** start RECORDS FOR THIS TASK **

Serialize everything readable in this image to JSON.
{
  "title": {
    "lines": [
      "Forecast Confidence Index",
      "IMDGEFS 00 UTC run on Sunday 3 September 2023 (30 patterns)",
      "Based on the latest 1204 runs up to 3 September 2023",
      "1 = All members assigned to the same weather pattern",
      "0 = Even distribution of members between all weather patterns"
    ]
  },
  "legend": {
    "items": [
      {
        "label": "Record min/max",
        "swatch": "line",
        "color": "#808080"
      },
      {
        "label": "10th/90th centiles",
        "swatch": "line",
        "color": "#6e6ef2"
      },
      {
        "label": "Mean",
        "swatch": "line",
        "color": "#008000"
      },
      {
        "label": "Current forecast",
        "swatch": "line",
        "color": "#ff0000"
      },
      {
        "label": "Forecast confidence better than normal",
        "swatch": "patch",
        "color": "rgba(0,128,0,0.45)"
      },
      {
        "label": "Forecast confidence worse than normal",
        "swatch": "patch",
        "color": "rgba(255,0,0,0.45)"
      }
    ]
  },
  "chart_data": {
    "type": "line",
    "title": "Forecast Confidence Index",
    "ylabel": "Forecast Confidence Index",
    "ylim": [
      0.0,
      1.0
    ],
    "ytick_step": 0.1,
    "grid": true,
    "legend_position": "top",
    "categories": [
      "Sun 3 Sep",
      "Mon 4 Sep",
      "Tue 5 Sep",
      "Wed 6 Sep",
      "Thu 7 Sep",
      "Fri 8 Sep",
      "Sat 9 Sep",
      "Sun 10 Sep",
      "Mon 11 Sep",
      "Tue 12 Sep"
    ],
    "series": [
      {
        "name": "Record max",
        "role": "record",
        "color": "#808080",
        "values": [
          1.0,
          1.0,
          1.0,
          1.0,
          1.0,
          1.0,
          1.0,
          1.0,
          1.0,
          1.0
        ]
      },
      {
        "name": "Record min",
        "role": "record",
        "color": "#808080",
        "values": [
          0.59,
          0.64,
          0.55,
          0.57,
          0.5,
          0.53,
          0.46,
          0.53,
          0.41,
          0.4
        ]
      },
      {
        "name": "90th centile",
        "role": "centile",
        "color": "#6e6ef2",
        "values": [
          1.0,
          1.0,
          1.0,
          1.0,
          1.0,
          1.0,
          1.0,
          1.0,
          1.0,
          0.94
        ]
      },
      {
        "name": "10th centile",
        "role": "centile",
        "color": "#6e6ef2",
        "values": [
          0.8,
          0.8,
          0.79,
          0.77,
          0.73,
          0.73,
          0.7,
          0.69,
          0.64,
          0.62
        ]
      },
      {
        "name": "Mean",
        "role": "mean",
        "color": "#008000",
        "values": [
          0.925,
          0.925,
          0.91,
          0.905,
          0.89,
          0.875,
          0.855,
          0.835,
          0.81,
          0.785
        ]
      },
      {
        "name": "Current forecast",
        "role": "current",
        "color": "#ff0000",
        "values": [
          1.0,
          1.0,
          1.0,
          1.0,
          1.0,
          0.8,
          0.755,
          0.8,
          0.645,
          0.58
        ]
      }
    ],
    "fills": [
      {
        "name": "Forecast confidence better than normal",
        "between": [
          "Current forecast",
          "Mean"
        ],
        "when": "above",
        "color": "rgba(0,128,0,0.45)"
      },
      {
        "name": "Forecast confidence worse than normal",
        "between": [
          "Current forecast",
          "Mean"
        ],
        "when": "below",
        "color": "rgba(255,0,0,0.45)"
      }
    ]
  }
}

** end RECORDS FOR THIS TASK **

• PROBLEM TO SOLVE:
Tell how many lines contain the word "name", using only the number.

• EXERCISE ANSWER:
8